* SELECTION
************
Maybe it's the wrong name but it's working pretty well. It's a aws-based serverless architecture, that let's you publish static content secured via passwords and usernames.
In order to make it work you'll need a config file pup.json
. The client can run in a CI or on your local machine. You need to setup AWS Keys with the right permissions. You'll need read permissions for dynamodb and read/write permission to the s3 bucket.
pup.json
{
"version": 1,
"customer-code": "bio",
"project": "test-project",
"root": "./dist",
"users": [
{
"username": "interal-user",
"password": "supersecret",
"groups": [
"internal-group"
]
},
{
"username": "external-user",
"password": "supersecret",
"groups": [
"external-group"
]
}
],
"rules": [
{
"/*/resources/**/*": {
"group-permissions": [
"public"
]
}
},
{
"/master/**/*": {
"group-permissions": [
"external-group"
]
}
},
{
"/**/*": {
"group-permissions": [
"dev",
"internal-group"
]
}
}
],
"aws-profile": "personal",
"aws-bucket": "test-zip-bucket",
"aws-region": "eu-central-1",
"aws-dynamodb-logs-table": "test-logs-table"
************
* RECORDS SUPPLIED
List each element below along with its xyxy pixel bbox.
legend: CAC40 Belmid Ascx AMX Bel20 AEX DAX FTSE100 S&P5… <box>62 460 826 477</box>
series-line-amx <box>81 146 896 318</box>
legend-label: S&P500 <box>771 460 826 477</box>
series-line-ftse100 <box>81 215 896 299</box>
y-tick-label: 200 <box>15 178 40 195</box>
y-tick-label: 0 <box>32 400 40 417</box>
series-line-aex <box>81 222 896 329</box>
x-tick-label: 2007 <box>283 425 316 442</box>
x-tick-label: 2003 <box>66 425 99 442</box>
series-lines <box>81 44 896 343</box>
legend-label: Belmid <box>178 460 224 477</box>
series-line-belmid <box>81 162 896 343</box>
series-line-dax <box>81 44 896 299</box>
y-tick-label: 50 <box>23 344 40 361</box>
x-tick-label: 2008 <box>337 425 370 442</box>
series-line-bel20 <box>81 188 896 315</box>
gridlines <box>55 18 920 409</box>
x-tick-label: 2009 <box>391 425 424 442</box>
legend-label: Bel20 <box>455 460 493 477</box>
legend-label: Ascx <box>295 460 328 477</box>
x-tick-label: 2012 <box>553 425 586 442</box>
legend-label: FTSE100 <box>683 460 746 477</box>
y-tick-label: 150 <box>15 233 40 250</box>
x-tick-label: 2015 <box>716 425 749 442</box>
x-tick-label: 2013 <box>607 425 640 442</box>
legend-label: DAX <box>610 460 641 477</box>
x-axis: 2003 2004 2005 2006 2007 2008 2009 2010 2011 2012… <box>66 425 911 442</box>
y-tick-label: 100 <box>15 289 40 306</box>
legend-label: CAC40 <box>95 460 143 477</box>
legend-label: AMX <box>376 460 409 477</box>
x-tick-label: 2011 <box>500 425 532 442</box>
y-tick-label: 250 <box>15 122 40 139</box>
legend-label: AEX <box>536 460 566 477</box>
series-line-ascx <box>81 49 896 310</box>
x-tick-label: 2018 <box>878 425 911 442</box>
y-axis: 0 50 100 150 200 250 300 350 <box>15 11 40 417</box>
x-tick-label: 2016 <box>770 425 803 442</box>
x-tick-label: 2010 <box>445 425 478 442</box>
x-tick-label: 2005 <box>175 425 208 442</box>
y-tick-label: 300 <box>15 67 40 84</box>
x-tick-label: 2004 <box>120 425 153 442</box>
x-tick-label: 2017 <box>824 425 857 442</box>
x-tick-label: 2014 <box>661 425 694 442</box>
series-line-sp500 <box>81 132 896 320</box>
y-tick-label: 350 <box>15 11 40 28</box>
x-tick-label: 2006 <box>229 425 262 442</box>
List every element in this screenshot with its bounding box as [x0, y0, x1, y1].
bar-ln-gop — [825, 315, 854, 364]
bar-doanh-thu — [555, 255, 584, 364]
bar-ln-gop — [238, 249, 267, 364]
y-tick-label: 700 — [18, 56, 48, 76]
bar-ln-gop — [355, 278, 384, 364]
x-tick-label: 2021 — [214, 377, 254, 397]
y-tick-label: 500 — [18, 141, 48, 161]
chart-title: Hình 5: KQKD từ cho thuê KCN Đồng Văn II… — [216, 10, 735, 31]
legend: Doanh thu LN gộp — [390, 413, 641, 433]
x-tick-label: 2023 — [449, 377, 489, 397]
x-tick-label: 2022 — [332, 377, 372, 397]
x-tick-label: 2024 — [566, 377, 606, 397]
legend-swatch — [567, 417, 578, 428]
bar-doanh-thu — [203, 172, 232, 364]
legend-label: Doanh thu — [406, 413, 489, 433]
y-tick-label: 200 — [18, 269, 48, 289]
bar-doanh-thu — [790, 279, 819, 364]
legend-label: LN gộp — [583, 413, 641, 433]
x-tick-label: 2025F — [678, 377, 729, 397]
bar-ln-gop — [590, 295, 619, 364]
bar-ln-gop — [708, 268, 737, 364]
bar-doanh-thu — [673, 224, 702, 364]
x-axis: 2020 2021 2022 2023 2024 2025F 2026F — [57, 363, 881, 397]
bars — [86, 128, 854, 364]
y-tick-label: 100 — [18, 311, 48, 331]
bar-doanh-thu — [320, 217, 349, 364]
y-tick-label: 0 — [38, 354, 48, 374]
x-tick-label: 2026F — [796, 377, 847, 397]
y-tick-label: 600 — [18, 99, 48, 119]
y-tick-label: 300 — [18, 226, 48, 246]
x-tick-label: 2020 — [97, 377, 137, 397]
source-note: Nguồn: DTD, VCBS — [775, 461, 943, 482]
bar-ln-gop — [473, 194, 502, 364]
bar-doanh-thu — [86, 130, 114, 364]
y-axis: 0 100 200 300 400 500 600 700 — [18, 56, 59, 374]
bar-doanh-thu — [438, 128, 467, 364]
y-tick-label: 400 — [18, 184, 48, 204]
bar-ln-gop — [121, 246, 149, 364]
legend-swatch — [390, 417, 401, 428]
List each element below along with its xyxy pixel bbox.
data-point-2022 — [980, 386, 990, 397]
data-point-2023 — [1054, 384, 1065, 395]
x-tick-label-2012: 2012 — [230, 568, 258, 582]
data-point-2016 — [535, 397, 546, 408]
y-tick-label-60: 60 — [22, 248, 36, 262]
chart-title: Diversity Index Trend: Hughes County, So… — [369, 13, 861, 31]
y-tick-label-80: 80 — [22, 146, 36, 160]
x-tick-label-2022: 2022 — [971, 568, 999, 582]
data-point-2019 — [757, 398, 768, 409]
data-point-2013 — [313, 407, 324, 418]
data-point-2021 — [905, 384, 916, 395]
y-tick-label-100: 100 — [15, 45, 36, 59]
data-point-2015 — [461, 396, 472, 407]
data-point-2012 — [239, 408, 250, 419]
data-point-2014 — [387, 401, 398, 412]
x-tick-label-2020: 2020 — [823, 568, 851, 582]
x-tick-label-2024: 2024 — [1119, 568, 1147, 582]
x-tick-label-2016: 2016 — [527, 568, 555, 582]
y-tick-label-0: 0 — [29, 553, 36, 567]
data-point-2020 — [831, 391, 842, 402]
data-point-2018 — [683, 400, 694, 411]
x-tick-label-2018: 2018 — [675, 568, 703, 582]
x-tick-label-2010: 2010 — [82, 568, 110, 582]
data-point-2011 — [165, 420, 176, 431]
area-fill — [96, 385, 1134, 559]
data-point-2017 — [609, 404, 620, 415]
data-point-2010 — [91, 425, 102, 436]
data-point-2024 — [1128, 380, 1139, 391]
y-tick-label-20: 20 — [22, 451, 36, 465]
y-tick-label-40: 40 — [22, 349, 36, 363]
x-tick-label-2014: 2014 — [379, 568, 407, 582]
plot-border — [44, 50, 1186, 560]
************
* EXERCISE TASK 1
Please go through the rows, starting at the beginning and going on through the line with "x-tick-label: 2007 <box>283 425 316 442</box>", swapping "y-tick-label" for "y-label" and leaving everything else unchanged. Give back only those lines.
* EXERCISE TASK 2
Extend the write-up on password-protected static publishing with AWS from where it stops.

* REPLY 1
List each element below along with its xyxy pixel bbox.
legend: CAC40 Belmid Ascx AMX Bel20 AEX DAX FTSE100 S&P5… <box>62 460 826 477</box>
series-line-amx <box>81 146 896 318</box>
legend-label: S&P500 <box>771 460 826 477</box>
series-line-ftse100 <box>81 215 896 299</box>
y-label: 200 <box>15 178 40 195</box>
y-label: 0 <box>32 400 40 417</box>
series-line-aex <box>81 222 896 329</box>
x-tick-label: 2007 <box>283 425 316 442</box>

* REPLY 2
}
The worker is a docker container that runs in AWS Fargate. The worker is responsible to unpack files, put them in the right place, update users and whatever else is needed.
- Install terraform
- Create a route53 Zone for your desired root-domain
- Issue a wildcard certficate for that domain in us-east-1
- Update
infrastructure/main.tf
to match your settings - Run
terraform init
to setup everything - Run
terraform apply
to setup aws - Add the following to your logs-table
{
"baseUri": "/login",
"r": [
{
"/**/*": {
"group-permissions": [
"public"
]
}
}
]
}
- Rerun
terraform apply
to initialize lambda edge the right way.
cd worker
./build-linux.sh
docker build -t jurekbarth/worker:v0.0.1 .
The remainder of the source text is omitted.